── Extracted data ──
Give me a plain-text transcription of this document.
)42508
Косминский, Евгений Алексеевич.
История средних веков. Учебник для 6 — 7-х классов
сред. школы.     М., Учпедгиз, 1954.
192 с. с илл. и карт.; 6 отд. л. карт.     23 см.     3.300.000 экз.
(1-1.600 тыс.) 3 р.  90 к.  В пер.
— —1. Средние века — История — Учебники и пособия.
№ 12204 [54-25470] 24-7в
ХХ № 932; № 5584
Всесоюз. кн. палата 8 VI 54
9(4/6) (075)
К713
───
What to work on:
Using the listing above, pick out each line that contains the word "История", then copy it.

The solution:
История средних веков. Учебник для 6 — 7-х классов
— —1. Средние века — История — Учебники и пособия.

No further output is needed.